- [Task details]:
Collect all lines below with the string "检验完成时间".
----- Given data
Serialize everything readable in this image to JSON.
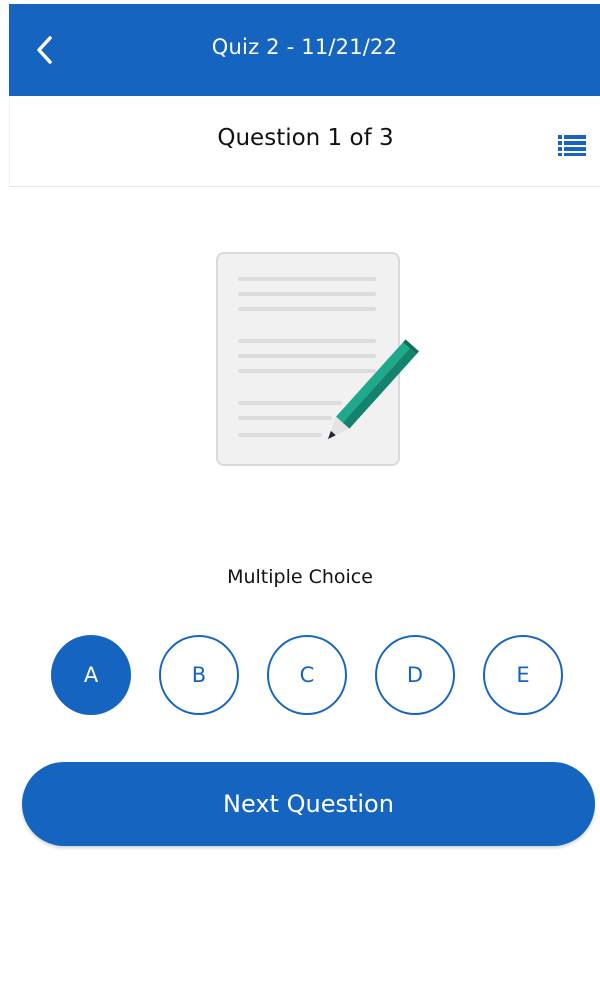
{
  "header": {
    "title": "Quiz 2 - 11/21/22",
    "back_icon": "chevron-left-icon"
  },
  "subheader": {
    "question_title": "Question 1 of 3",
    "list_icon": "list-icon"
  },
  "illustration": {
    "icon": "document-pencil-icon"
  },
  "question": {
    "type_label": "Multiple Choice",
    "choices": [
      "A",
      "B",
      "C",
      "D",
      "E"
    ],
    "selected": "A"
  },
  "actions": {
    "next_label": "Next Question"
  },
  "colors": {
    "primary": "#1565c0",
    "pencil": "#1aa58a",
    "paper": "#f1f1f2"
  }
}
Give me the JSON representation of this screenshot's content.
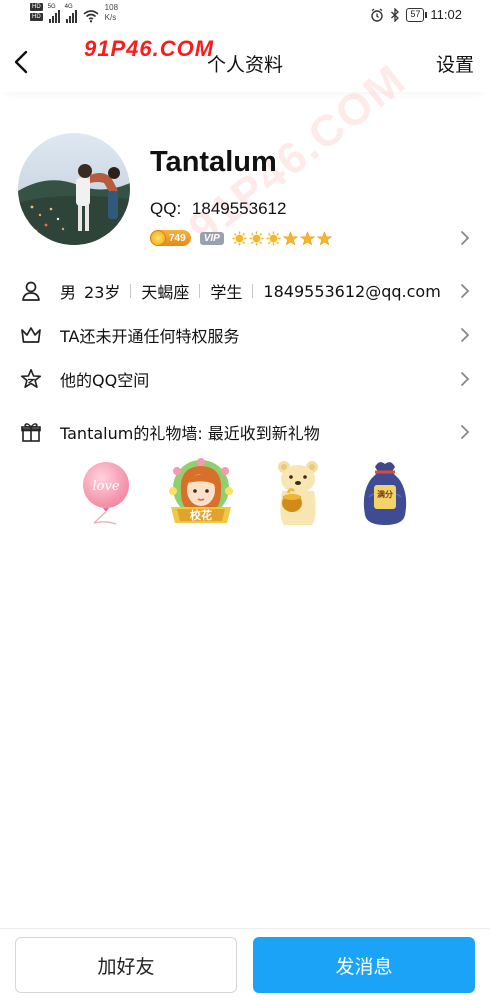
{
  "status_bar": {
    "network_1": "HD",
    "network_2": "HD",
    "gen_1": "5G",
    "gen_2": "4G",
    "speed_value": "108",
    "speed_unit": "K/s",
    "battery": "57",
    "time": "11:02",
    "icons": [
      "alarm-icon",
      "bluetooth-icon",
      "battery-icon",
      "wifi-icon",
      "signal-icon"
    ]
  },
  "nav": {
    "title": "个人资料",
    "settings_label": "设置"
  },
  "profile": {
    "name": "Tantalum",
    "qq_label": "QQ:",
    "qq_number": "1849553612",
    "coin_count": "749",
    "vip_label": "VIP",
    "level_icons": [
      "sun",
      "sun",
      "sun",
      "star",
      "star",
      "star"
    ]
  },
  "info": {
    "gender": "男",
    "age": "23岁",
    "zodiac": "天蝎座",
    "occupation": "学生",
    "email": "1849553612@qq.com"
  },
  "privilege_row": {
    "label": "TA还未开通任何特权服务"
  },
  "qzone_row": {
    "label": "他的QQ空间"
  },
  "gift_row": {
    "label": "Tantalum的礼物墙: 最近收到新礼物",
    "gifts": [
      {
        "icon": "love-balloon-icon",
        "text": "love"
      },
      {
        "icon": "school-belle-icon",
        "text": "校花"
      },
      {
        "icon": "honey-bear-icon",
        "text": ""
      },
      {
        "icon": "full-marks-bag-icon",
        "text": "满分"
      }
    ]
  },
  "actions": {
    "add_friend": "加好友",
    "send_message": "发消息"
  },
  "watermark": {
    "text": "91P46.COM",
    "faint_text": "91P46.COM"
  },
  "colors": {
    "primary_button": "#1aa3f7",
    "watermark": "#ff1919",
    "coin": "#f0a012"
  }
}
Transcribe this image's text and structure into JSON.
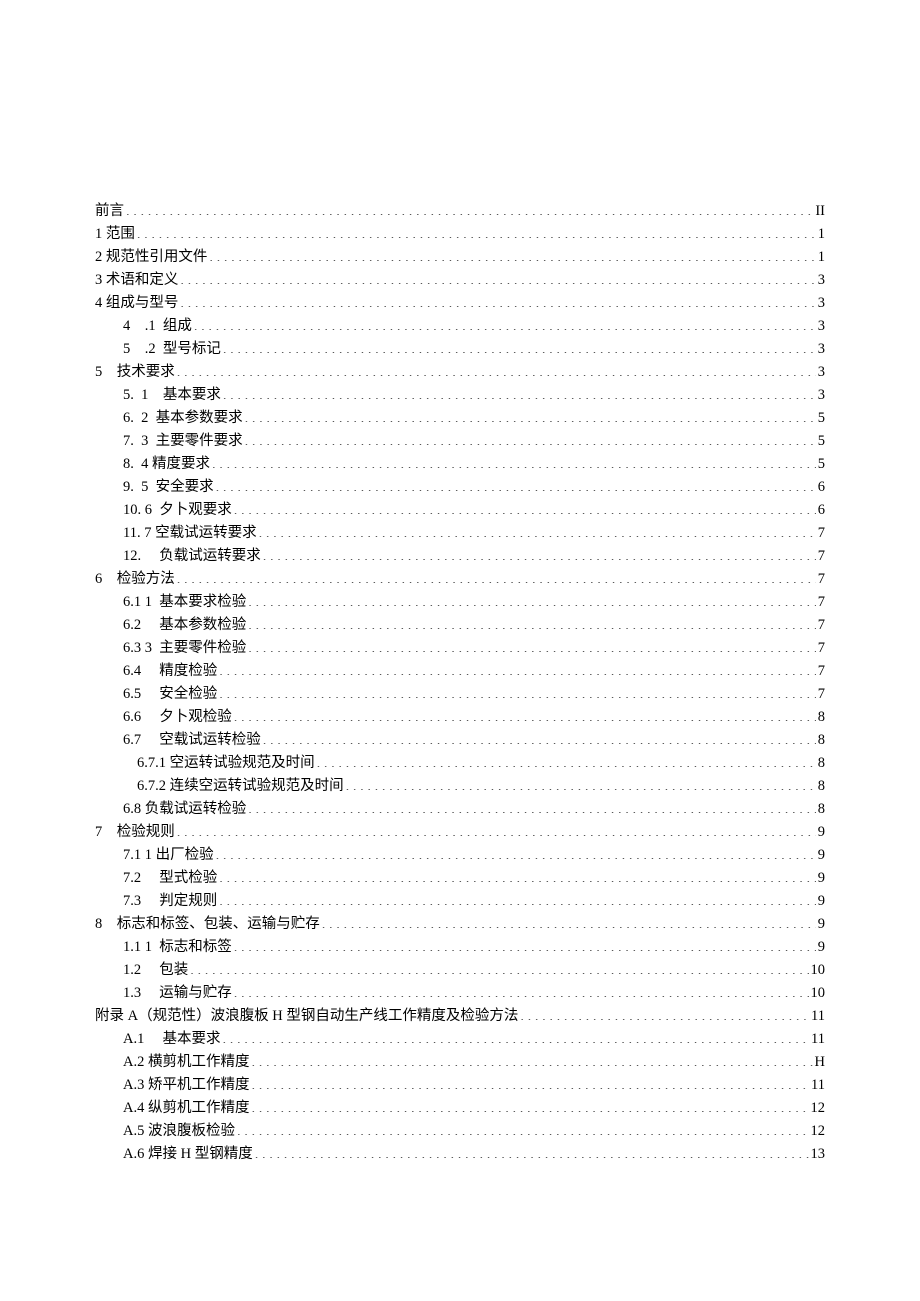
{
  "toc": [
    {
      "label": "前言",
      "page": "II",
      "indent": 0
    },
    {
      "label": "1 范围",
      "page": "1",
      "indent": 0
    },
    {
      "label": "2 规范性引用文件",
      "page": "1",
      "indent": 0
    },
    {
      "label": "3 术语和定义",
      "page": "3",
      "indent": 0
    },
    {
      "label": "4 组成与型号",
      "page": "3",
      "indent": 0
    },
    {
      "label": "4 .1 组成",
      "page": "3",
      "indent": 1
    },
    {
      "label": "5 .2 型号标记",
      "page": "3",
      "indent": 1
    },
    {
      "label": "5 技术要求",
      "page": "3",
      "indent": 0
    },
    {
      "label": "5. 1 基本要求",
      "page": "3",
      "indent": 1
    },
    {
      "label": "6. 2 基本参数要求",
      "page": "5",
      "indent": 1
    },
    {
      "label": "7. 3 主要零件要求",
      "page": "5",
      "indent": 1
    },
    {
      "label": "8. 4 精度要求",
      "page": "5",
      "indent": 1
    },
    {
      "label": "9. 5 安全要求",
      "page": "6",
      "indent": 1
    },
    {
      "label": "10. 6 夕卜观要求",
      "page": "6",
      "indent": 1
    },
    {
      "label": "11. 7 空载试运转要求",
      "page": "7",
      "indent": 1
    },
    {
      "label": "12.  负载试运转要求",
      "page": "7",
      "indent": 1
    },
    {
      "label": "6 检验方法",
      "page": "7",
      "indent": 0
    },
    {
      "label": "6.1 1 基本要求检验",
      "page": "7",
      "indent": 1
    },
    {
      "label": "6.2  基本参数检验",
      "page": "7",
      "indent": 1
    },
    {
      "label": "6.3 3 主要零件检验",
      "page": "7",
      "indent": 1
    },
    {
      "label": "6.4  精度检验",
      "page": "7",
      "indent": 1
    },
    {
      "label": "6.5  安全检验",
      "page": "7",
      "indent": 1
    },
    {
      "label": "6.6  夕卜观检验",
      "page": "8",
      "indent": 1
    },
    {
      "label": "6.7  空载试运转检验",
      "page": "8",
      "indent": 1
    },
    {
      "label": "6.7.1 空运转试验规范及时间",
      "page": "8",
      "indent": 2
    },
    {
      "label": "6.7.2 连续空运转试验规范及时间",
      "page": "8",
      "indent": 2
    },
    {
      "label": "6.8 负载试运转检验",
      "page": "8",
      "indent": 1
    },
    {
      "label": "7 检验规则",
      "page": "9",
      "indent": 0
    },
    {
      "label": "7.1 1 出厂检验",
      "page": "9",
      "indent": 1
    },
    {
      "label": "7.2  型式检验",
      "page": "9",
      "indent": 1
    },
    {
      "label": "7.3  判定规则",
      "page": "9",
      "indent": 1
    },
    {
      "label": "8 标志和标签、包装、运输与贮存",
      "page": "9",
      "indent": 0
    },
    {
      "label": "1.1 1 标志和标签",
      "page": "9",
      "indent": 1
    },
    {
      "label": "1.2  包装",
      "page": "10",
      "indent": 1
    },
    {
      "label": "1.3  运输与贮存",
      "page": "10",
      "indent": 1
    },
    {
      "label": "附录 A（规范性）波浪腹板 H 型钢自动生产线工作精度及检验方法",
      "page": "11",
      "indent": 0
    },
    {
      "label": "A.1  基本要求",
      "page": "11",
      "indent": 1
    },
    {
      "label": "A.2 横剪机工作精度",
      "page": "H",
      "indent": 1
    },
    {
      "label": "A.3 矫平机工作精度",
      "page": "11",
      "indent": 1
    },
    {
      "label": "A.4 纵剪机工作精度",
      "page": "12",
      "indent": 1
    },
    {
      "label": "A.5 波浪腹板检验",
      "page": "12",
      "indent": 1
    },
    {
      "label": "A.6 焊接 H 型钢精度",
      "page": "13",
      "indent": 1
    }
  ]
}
----------
----- Given data
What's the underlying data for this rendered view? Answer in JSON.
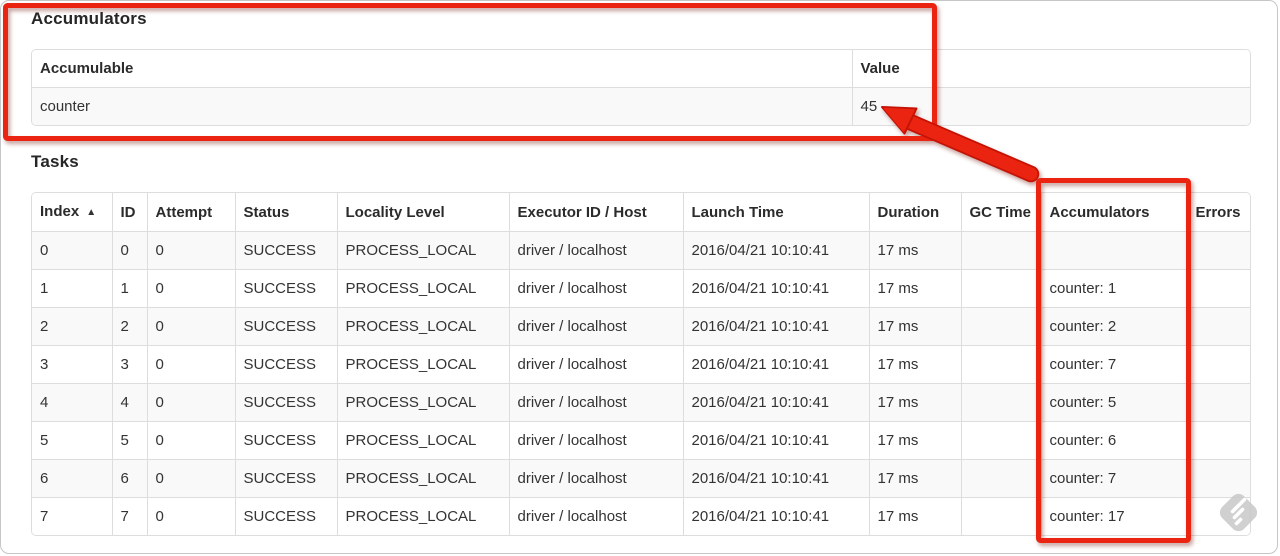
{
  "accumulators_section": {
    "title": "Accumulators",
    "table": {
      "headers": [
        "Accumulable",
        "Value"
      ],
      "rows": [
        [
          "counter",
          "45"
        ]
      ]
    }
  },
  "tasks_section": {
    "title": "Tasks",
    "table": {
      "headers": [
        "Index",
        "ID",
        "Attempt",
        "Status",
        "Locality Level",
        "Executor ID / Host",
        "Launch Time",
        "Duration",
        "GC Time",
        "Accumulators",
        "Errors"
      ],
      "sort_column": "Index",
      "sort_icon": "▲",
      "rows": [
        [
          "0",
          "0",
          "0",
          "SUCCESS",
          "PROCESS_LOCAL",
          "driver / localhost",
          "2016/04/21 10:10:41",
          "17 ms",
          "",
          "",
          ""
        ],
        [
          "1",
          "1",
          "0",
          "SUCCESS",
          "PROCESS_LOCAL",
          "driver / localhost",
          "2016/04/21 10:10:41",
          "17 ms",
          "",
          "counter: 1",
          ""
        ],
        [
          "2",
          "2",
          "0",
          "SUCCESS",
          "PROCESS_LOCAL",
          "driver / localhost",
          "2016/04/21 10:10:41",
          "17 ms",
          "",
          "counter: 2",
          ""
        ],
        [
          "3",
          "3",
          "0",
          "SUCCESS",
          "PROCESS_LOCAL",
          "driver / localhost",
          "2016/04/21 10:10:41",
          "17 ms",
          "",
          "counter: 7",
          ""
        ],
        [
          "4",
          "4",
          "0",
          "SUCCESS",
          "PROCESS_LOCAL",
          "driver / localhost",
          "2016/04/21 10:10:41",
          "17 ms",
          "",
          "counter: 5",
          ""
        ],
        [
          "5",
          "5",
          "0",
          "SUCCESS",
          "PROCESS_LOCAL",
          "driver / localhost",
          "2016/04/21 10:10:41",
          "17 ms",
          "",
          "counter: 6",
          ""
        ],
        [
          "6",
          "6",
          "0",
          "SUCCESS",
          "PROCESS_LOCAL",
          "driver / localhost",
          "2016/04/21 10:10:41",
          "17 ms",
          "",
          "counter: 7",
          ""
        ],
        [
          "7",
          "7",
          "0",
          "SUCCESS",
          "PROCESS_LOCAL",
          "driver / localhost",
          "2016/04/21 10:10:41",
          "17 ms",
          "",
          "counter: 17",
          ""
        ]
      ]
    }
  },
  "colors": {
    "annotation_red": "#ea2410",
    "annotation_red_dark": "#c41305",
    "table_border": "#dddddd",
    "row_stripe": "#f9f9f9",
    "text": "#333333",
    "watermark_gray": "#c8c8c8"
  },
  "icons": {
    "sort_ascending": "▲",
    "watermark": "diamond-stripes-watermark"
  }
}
----------
----- Given data
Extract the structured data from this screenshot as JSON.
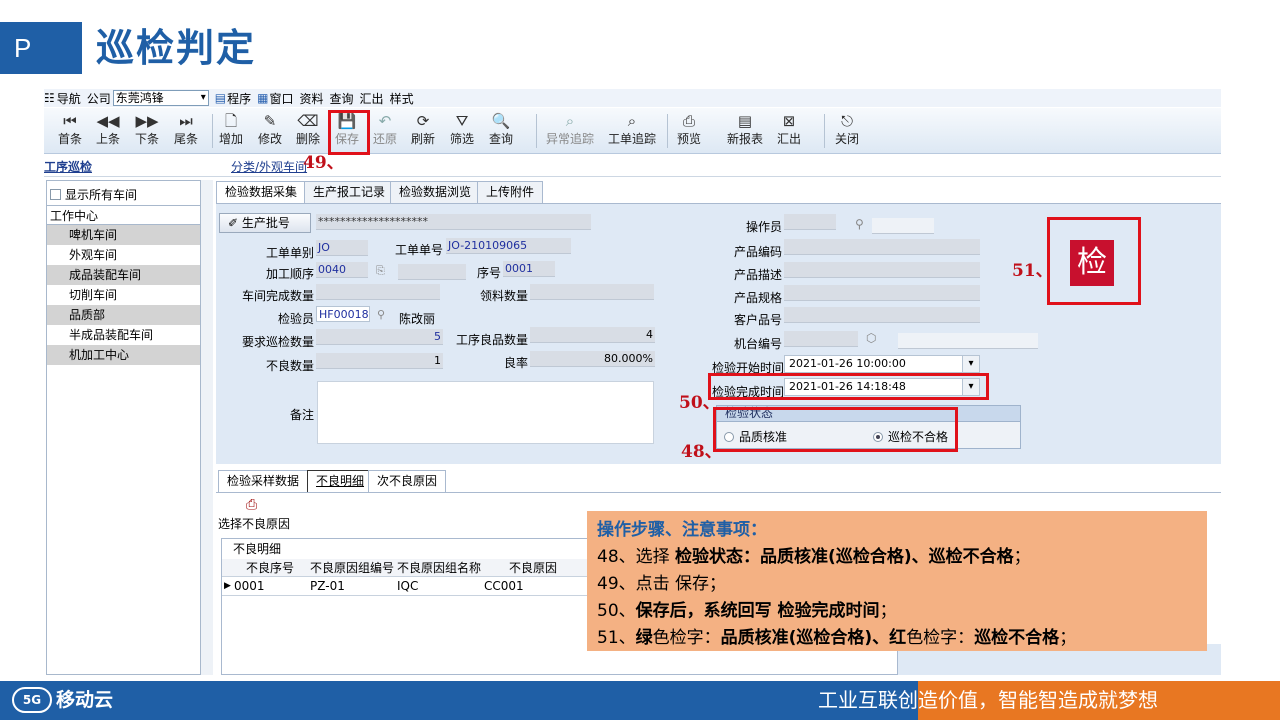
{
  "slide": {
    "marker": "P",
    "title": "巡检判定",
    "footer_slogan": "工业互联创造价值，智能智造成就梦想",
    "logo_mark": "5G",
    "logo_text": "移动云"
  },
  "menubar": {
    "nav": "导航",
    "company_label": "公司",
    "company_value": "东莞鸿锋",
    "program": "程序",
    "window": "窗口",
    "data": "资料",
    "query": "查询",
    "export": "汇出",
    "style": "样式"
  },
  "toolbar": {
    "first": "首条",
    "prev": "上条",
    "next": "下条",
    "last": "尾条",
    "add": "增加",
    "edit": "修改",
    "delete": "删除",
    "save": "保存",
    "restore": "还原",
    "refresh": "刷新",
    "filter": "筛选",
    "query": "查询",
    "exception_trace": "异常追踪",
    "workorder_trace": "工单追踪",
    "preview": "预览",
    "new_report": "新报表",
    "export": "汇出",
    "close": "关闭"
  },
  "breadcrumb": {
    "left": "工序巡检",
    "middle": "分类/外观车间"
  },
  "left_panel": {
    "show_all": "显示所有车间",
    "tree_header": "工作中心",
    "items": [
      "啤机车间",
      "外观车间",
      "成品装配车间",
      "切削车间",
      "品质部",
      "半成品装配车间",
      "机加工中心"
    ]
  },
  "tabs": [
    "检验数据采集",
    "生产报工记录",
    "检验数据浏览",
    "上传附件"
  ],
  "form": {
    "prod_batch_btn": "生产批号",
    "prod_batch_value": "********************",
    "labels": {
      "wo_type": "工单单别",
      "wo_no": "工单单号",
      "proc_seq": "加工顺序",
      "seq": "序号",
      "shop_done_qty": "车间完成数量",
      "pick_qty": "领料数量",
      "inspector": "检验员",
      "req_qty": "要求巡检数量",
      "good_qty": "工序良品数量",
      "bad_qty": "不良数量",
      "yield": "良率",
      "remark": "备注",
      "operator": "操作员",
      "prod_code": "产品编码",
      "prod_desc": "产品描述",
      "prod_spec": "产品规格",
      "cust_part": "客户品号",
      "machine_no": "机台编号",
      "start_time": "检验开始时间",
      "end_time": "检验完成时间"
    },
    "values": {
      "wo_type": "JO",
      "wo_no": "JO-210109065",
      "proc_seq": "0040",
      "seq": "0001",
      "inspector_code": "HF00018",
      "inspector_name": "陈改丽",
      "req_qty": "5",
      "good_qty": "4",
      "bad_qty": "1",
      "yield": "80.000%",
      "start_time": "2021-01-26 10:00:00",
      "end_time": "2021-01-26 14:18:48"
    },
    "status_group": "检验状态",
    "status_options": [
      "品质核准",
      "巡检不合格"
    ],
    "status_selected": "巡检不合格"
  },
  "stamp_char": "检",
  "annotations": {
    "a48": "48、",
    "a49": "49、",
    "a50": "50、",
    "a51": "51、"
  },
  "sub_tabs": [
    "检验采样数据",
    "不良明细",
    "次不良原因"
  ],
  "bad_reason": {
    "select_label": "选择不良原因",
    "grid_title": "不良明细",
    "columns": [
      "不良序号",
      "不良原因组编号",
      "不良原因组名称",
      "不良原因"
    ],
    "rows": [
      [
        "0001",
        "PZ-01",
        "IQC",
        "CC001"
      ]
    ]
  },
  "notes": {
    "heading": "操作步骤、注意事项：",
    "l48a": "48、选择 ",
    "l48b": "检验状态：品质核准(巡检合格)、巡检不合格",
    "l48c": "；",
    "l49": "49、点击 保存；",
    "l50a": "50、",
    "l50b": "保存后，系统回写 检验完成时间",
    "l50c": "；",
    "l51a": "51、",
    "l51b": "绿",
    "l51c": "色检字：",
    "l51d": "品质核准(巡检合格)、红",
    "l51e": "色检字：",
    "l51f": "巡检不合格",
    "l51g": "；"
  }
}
----------
- [Finished task]:
      "end_time": "检验完成时间"
    "l50b": "保存后，系统回写 检验完成时间",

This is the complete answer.